● WHAT NEEDS TO BE DONE: Among the lines below, how many carry the string "document"? Reply with a number and nothing else.

-- Begin EXERCISE MATERIAL --

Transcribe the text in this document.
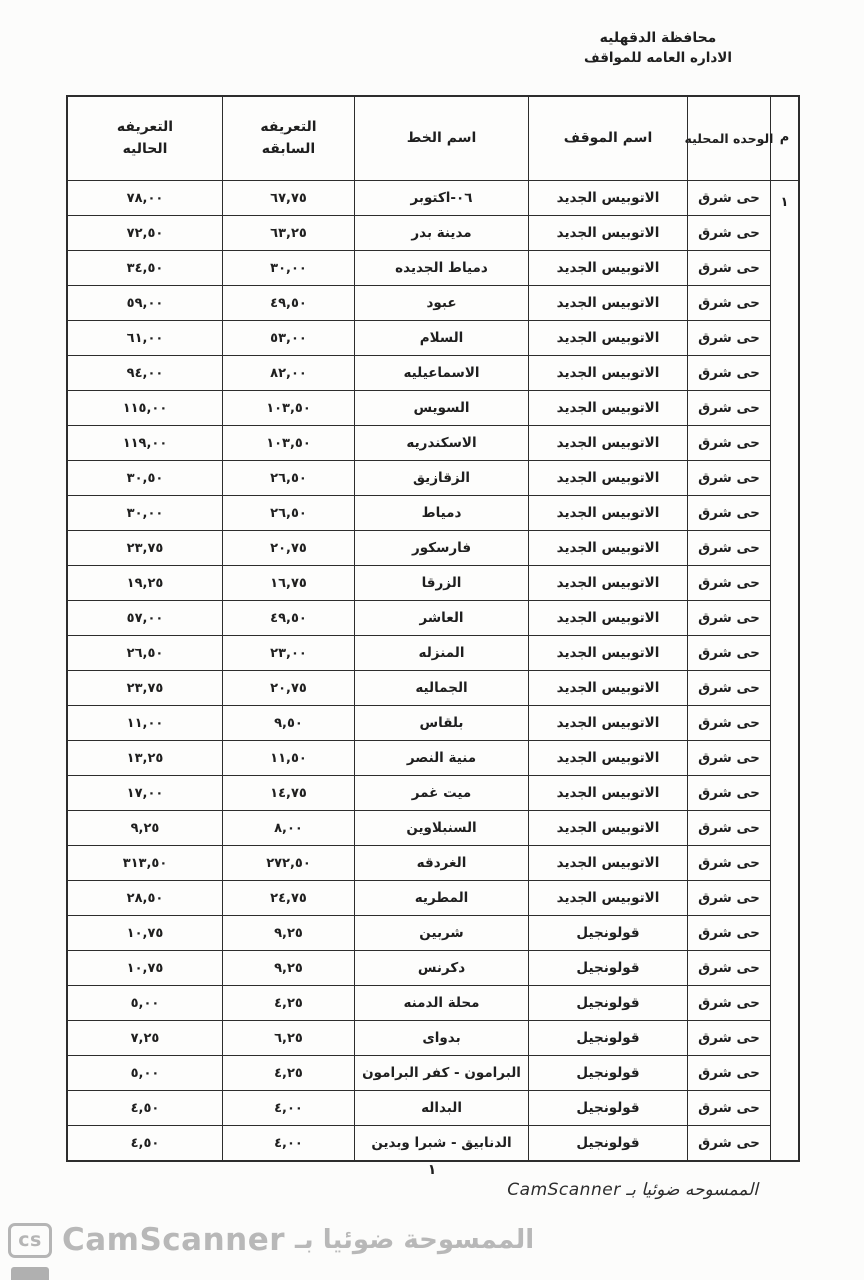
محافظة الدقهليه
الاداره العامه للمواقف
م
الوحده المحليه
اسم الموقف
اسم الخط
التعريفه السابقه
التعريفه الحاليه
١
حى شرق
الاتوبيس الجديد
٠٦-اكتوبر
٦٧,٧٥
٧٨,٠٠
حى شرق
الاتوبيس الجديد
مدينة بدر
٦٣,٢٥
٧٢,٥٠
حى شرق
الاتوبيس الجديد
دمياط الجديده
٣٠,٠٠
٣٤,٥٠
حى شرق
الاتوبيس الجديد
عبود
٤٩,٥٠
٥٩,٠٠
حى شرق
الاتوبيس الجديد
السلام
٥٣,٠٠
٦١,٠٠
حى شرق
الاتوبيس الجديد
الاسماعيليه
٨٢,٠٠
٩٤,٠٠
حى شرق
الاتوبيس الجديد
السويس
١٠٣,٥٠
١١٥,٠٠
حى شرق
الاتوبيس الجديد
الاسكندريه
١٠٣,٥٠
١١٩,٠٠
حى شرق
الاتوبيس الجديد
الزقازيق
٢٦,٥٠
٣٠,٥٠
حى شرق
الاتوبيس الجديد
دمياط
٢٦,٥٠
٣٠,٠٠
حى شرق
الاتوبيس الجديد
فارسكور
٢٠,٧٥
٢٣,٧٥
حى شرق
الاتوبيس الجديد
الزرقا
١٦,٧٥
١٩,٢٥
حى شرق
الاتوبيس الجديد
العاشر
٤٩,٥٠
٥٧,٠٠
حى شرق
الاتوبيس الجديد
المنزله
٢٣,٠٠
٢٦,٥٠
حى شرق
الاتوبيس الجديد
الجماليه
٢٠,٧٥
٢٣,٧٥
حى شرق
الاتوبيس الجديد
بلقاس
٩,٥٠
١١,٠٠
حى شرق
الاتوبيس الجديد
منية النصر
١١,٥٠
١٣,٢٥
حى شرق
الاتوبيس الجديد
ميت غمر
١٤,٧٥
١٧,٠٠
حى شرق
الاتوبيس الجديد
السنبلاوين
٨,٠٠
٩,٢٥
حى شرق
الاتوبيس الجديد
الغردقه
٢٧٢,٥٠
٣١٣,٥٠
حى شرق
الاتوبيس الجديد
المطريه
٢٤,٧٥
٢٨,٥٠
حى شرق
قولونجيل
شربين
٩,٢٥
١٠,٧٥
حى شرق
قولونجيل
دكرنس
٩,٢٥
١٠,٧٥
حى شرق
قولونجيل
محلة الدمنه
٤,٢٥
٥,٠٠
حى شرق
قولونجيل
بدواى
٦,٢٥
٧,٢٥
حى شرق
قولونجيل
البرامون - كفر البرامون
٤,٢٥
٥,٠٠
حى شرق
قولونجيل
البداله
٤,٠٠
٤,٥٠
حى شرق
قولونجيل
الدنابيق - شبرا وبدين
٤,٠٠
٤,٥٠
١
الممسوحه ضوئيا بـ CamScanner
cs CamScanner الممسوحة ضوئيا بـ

-- End EXERCISE MATERIAL --
-- Begin EXERCISE MATERIAL --

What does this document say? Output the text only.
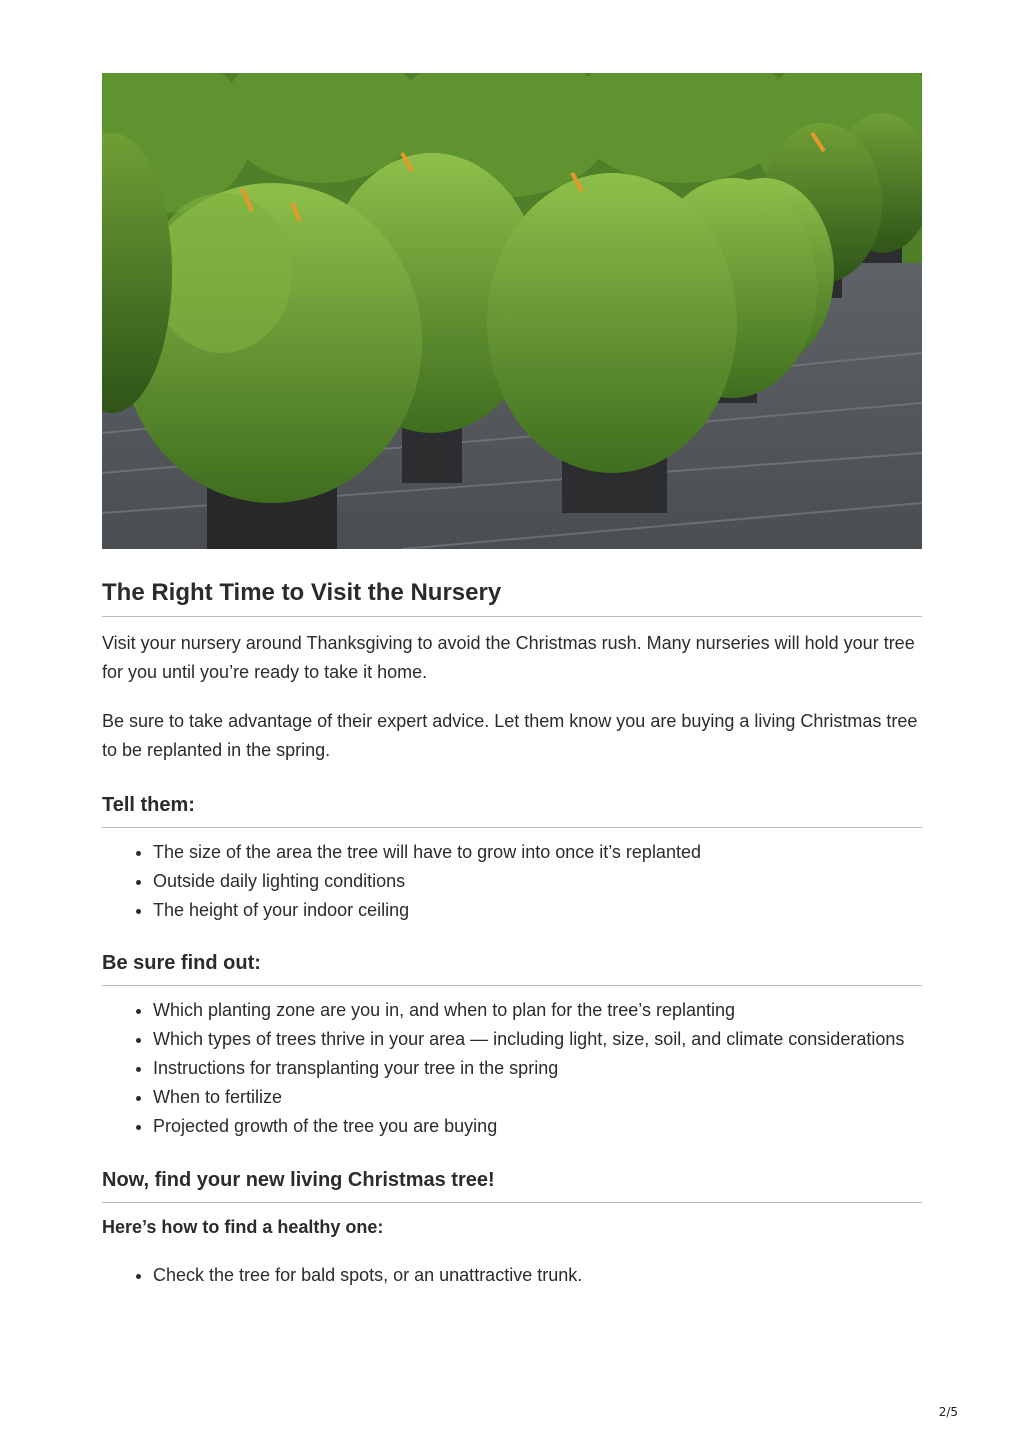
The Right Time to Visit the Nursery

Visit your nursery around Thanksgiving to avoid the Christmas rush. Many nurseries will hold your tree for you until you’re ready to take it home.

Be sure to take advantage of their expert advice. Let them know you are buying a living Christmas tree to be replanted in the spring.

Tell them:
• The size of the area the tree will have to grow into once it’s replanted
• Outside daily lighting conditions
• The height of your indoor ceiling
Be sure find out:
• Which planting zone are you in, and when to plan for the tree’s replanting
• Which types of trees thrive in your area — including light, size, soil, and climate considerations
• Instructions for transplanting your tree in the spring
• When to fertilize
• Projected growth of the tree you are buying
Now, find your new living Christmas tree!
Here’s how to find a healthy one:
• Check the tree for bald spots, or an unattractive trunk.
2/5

-- End EXERCISE MATERIAL --
-- Begin EXERCISE MATERIAL --

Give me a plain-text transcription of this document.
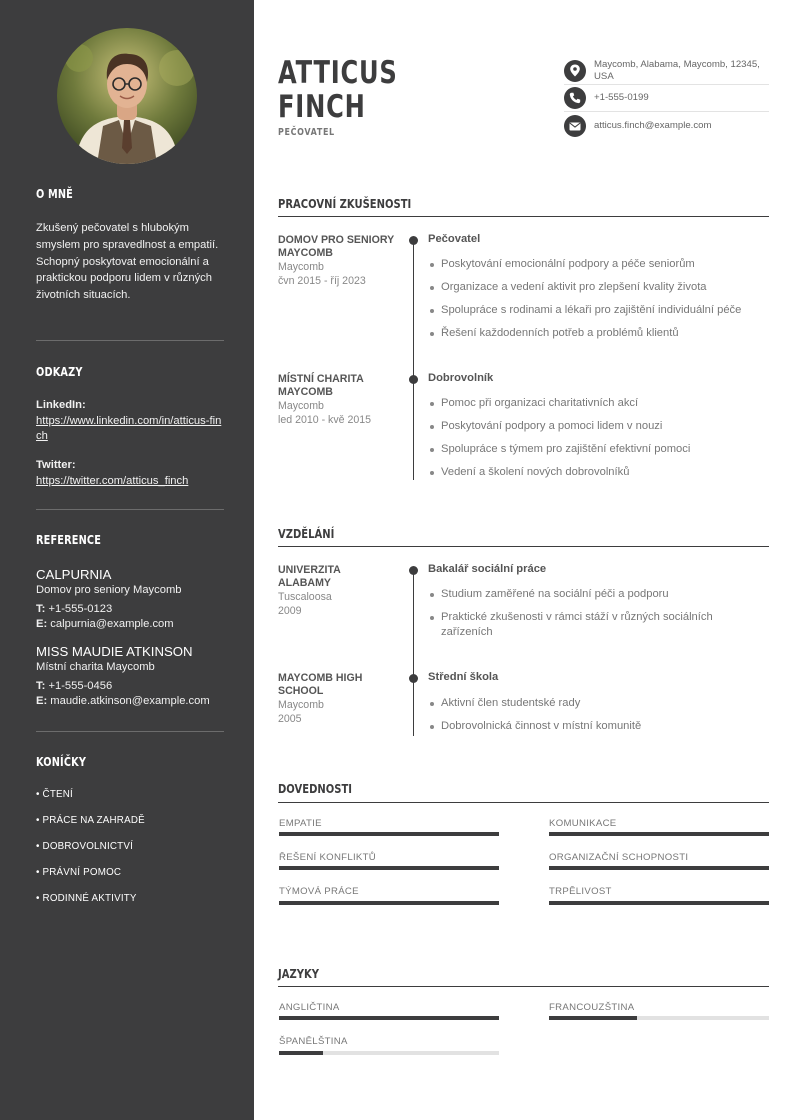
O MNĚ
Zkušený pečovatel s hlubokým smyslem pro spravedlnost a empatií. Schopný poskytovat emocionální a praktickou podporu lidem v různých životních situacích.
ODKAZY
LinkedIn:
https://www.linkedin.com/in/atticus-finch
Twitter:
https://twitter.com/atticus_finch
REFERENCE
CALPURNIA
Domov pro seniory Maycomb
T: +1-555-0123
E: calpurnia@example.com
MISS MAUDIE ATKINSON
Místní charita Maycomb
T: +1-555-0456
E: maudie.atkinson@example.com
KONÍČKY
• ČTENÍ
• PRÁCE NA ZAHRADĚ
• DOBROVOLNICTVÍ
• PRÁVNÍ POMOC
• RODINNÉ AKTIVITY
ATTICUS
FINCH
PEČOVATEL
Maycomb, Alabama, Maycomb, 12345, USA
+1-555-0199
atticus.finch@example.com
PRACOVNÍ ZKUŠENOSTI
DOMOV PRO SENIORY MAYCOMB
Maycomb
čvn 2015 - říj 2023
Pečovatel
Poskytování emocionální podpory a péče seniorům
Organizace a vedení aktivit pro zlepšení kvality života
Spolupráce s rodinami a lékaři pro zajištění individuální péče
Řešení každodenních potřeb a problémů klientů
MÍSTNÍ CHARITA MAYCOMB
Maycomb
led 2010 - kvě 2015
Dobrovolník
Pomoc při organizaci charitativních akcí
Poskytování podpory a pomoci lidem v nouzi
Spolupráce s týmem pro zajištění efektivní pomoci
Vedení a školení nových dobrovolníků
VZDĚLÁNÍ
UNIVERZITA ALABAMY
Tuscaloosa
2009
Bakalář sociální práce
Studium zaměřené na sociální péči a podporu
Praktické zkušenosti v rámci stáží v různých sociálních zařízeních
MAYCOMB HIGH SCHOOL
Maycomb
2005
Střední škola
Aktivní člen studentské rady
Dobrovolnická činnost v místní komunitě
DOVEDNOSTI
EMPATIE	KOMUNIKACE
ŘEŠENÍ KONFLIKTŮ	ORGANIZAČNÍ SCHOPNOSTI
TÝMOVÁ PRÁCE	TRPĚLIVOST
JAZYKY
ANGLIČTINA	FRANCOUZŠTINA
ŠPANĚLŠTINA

-- End EXERCISE MATERIAL --

● WRITTEN SOLUTION: 3